WRITTEN INSTRUCTION
Print the entire listing. Each line must match the original exactly.

ENTRIES SHOWN
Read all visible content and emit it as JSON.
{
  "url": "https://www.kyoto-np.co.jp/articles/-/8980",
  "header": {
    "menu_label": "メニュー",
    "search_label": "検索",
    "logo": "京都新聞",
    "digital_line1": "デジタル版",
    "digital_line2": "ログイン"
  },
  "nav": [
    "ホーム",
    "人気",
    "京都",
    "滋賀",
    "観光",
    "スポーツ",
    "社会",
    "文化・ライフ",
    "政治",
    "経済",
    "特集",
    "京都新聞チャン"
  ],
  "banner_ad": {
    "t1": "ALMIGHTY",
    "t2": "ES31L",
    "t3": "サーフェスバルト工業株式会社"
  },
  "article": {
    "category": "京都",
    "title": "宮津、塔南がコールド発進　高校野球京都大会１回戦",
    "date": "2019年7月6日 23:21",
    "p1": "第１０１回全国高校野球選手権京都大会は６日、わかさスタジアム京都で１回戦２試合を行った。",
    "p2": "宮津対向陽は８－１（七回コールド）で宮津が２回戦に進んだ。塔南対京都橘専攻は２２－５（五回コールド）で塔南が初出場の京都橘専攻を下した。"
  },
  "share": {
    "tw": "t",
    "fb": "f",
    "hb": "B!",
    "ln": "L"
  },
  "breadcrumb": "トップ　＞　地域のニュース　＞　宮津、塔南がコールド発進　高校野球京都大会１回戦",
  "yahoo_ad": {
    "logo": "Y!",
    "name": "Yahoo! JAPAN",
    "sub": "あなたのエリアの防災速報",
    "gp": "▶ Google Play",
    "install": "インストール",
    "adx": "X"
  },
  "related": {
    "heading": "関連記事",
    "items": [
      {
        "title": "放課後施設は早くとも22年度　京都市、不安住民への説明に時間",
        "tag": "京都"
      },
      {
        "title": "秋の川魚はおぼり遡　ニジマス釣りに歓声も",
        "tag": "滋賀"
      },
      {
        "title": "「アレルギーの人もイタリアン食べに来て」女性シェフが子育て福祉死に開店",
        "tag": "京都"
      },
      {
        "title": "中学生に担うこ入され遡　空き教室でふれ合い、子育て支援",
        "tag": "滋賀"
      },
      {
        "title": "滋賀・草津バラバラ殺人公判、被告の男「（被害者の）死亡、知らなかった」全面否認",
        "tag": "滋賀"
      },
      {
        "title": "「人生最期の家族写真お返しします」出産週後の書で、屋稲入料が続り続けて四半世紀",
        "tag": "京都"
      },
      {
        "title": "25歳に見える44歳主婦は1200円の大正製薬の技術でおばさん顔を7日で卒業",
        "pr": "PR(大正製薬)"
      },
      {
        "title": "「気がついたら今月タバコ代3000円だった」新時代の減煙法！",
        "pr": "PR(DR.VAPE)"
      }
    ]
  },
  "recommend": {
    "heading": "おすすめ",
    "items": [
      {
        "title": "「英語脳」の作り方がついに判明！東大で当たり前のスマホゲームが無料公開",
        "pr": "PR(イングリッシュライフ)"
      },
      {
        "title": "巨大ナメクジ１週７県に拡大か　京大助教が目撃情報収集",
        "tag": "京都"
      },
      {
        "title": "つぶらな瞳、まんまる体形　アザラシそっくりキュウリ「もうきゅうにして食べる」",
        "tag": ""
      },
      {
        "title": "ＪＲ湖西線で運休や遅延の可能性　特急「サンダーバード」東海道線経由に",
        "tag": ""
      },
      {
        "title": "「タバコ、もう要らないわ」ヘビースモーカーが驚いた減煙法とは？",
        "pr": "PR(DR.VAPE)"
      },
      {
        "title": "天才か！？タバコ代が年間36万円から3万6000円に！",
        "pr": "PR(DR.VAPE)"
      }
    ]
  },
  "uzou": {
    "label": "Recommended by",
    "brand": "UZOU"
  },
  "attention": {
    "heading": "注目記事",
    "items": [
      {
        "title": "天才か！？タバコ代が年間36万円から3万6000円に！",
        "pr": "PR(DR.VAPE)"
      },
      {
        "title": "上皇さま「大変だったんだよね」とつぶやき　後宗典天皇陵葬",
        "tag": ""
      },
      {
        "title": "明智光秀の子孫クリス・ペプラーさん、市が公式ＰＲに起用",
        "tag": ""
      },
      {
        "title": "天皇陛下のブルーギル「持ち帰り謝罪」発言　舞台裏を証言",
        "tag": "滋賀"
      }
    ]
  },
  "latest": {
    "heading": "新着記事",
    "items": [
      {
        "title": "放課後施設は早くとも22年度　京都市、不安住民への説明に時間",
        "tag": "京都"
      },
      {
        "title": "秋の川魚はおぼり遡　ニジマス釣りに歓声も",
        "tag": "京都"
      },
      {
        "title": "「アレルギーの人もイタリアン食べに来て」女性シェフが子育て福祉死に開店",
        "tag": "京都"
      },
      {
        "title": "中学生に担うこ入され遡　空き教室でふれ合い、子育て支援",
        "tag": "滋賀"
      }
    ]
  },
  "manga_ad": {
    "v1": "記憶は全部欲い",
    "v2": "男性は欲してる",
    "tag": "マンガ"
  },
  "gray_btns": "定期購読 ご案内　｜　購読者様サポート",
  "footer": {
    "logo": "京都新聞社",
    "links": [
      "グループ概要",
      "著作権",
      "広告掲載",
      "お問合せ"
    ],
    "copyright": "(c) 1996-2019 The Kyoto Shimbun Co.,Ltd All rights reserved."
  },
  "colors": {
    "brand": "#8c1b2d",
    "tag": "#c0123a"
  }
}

WRITTEN ANSWER
Read all visible content and emit it as JSON.
{
  "url": "https://www.kyoto-np.co.jp/articles/-/8980",
  "header": {
    "menu_label": "メニュー",
    "search_label": "検索",
    "logo": "京都新聞",
    "digital_line1": "デジタル版",
    "digital_line2": "ログイン"
  },
  "nav": [
    "ホーム",
    "人気",
    "京都",
    "滋賀",
    "観光",
    "スポーツ",
    "社会",
    "文化・ライフ",
    "政治",
    "経済",
    "特集",
    "京都新聞チャン"
  ],
  "banner_ad": {
    "t1": "ALMIGHTY",
    "t2": "ES31L",
    "t3": "サーフェスバルト工業株式会社"
  },
  "article": {
    "category": "京都",
    "title": "宮津、塔南がコールド発進　高校野球京都大会１回戦",
    "date": "2019年7月6日 23:21",
    "p1": "第１０１回全国高校野球選手権京都大会は６日、わかさスタジアム京都で１回戦２試合を行った。",
    "p2": "宮津対向陽は８－１（七回コールド）で宮津が２回戦に進んだ。塔南対京都橘専攻は２２－５（五回コールド）で塔南が初出場の京都橘専攻を下した。"
  },
  "share": {
    "tw": "t",
    "fb": "f",
    "hb": "B!",
    "ln": "L"
  },
  "breadcrumb": "トップ　＞　地域のニュース　＞　宮津、塔南がコールド発進　高校野球京都大会１回戦",
  "yahoo_ad": {
    "logo": "Y!",
    "name": "Yahoo! JAPAN",
    "sub": "あなたのエリアの防災速報",
    "gp": "▶ Google Play",
    "install": "インストール",
    "adx": "X"
  },
  "related": {
    "heading": "関連記事",
    "items": [
      {
        "title": "放課後施設は早くとも22年度　京都市、不安住民への説明に時間",
        "tag": "京都"
      },
      {
        "title": "秋の川魚はおぼり遡　ニジマス釣りに歓声も",
        "tag": "滋賀"
      },
      {
        "title": "「アレルギーの人もイタリアン食べに来て」女性シェフが子育て福祉死に開店",
        "tag": "京都"
      },
      {
        "title": "中学生に担うこ入され遡　空き教室でふれ合い、子育て支援",
        "tag": "滋賀"
      },
      {
        "title": "滋賀・草津バラバラ殺人公判、被告の男「（被害者の）死亡、知らなかった」全面否認",
        "tag": "滋賀"
      },
      {
        "title": "「人生最期の家族写真お返しします」出産週後の書で、屋稲入料が続り続けて四半世紀",
        "tag": "京都"
      },
      {
        "title": "25歳に見える44歳主婦は1200円の大正製薬の技術でおばさん顔を7日で卒業",
        "pr": "PR(大正製薬)"
      },
      {
        "title": "「気がついたら今月タバコ代3000円だった」新時代の減煙法！",
        "pr": "PR(DR.VAPE)"
      }
    ]
  },
  "recommend": {
    "heading": "おすすめ",
    "items": [
      {
        "title": "「英語脳」の作り方がついに判明！東大で当たり前のスマホゲームが無料公開",
        "pr": "PR(イングリッシュライフ)"
      },
      {
        "title": "巨大ナメクジ１週７県に拡大か　京大助教が目撃情報収集",
        "tag": "京都"
      },
      {
        "title": "つぶらな瞳、まんまる体形　アザラシそっくりキュウリ「もうきゅうにして食べる」",
        "tag": ""
      },
      {
        "title": "ＪＲ湖西線で運休や遅延の可能性　特急「サンダーバード」東海道線経由に",
        "tag": ""
      },
      {
        "title": "「タバコ、もう要らないわ」ヘビースモーカーが驚いた減煙法とは？",
        "pr": "PR(DR.VAPE)"
      },
      {
        "title": "天才か！？タバコ代が年間36万円から3万6000円に！",
        "pr": "PR(DR.VAPE)"
      }
    ]
  },
  "uzou": {
    "label": "Recommended by",
    "brand": "UZOU"
  },
  "attention": {
    "heading": "注目記事",
    "items": [
      {
        "title": "天才か！？タバコ代が年間36万円から3万6000円に！",
        "pr": "PR(DR.VAPE)"
      },
      {
        "title": "上皇さま「大変だったんだよね」とつぶやき　後宗典天皇陵葬",
        "tag": ""
      },
      {
        "title": "明智光秀の子孫クリス・ペプラーさん、市が公式ＰＲに起用",
        "tag": ""
      },
      {
        "title": "天皇陛下のブルーギル「持ち帰り謝罪」発言　舞台裏を証言",
        "tag": "滋賀"
      }
    ]
  },
  "latest": {
    "heading": "新着記事",
    "items": [
      {
        "title": "放課後施設は早くとも22年度　京都市、不安住民への説明に時間",
        "tag": "京都"
      },
      {
        "title": "秋の川魚はおぼり遡　ニジマス釣りに歓声も",
        "tag": "京都"
      },
      {
        "title": "「アレルギーの人もイタリアン食べに来て」女性シェフが子育て福祉死に開店",
        "tag": "京都"
      },
      {
        "title": "中学生に担うこ入され遡　空き教室でふれ合い、子育て支援",
        "tag": "滋賀"
      }
    ]
  },
  "manga_ad": {
    "v1": "記憶は全部欲い",
    "v2": "男性は欲してる",
    "tag": "マンガ"
  },
  "gray_btns": "定期購読 ご案内　｜　購読者様サポート",
  "footer": {
    "logo": "京都新聞社",
    "links": [
      "グループ概要",
      "著作権",
      "広告掲載",
      "お問合せ"
    ],
    "copyright": "(c) 1996-2019 The Kyoto Shimbun Co.,Ltd All rights reserved."
  },
  "colors": {
    "brand": "#8c1b2d",
    "tag": "#c0123a"
  }
}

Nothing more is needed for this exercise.